Selected text:
=======

Since its birth, Artificial Intelligence (AI) has expanded its application fields and has begun to create value for society. Currently, AI faces two main challenges [1], one is the problem of data silos, and the other is the privacy and security of data. In practical applications, the data required by AI models involve many types. In most industries, however, the data owned by individuals are limited and poor, and it is impossible to build a well-performing AI model using the existing private data. To address this barrier, we hope to combine data from various domains into a common model. However, due to industry competition, data privacy and security concerns, and even the high cost, data aggregation between different institutions can be difficult.

To solve data silos and data privacy security issues, Google first proposed the concept of Federated Learning [2] (FL). In the FL process, each party can perform model training locally, and there is no need to disclose and share private data, which ensures data privacy. At the same time, the model obtained through FL can approximate the performance of the ideal model (a machine learning model obtained by training the data of each participant together).

As a new research field, FL still faces privacy and security issues [3,4]. At present, the security threats encountered by FL are mainly divided into several categories: poisoning attacks [5,6], backdoor attacks [7,8,9], communication bottlenecks [10,11], generative adversarial network(GAN) [12] attacks [13,14,15], etc. Among them, the GAN-based attack can generate private data similar to that of the victim, making the victim’s privacy leak. In other words, the attacker can obtain samples of other participants, and this process only requires black-box access. Since all possibilities of a GAN-based threat cannot be foreseen, it is classified as a high-impact and priority threat.

Privacy protection for FL currently mainly includes two methods, namely traditional encryption methods (such as secure multi-party computation [16] and homomorphic encryption [17]) and differential privacy [18]. For the GAN attack under FL, Yan et al. [19] proposed a privacy protection method based on deep convolutional generative adversarial network (DCGAN), setting a buried point layer before the fully connected layer, and thereby identifying the attacker’s behavior, and changing the attacker’s behavior by changing training learning rate to break its GAN attack. The defense method of Anti-GAN is proposed by Luo et al. [20], which uses GAN to improve the original training data set from the perspective of the defender, so that the attacker cannot generate the original image data of the defender.

=======

Records
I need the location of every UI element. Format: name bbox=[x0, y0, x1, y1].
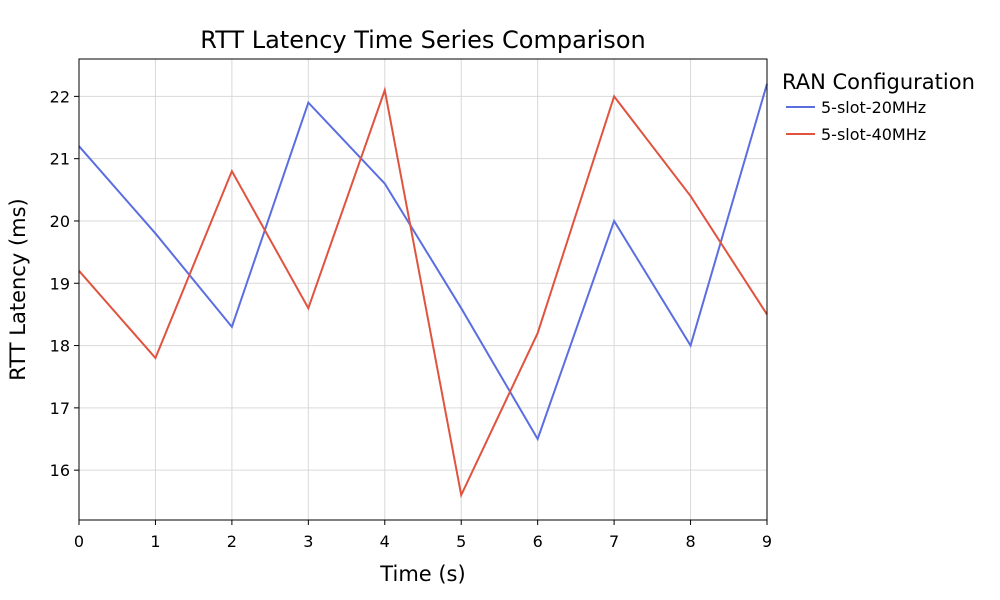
x-tick-label: 4 bbox=[380, 532, 390, 551]
axis-ticks: 0 1 2 3 4 5 6 7 8 9 16 17 18 19 20 21 22 bbox=[50, 87, 772, 551]
x-tick-label: 7 bbox=[609, 532, 619, 551]
y-tick-label: 19 bbox=[50, 274, 70, 293]
x-tick-label: 9 bbox=[762, 532, 772, 551]
y-axis-label: RTT Latency (ms) bbox=[6, 198, 30, 381]
x-tick-label: 2 bbox=[227, 532, 237, 551]
plot-area-frame bbox=[78, 58, 768, 521]
x-axis-label: Time (s) bbox=[379, 562, 465, 586]
legend-label: 5-slot-20MHz bbox=[821, 98, 926, 117]
series-lines bbox=[78, 83, 768, 499]
y-tick-label: 16 bbox=[50, 461, 70, 480]
series-line-5-slot-20MHz bbox=[78, 83, 768, 442]
x-tick-label: 5 bbox=[456, 532, 466, 551]
y-tick-label: 21 bbox=[50, 150, 70, 169]
legend-title: RAN Configuration bbox=[782, 70, 975, 94]
x-tick-label: 8 bbox=[685, 532, 695, 551]
x-tick-label: 1 bbox=[150, 532, 160, 551]
x-tick-label: 3 bbox=[303, 532, 313, 551]
x-tick-label: 0 bbox=[74, 532, 84, 551]
series-line-5-slot-40MHz bbox=[78, 86, 768, 499]
y-tick-label: 17 bbox=[50, 399, 70, 418]
legend-label: 5-slot-40MHz bbox=[821, 125, 926, 144]
y-tick-label: 20 bbox=[50, 212, 70, 231]
x-tick-label: 6 bbox=[533, 532, 543, 551]
legend: RAN Configuration 5-slot-20MHz 5-slot-40M… bbox=[782, 70, 975, 144]
y-tick-label: 18 bbox=[50, 337, 70, 356]
y-tick-label: 22 bbox=[50, 87, 70, 106]
chart-title: RTT Latency Time Series Comparison bbox=[200, 26, 645, 54]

=======

Required task:
Reproduce the passage on federated learning above word for word, between "Since its birth, Artificial" and "can be difficult.", inclusive.

Response to this task:
Since its birth, Artificial Intelligence (AI) has expanded its application fields and has begun to create value for society. Currently, AI faces two main challenges [1], one is the problem of data silos, and the other is the privacy and security of data. In practical applications, the data required by AI models involve many types. In most industries, however, the data owned by individuals are limited and poor, and it is impossible to build a well-performing AI model using the existing private data. To address this barrier, we hope to combine data from various domains into a common model. However, due to industry competition, data privacy and security concerns, and even the high cost, data aggregation between different institutions can be difficult.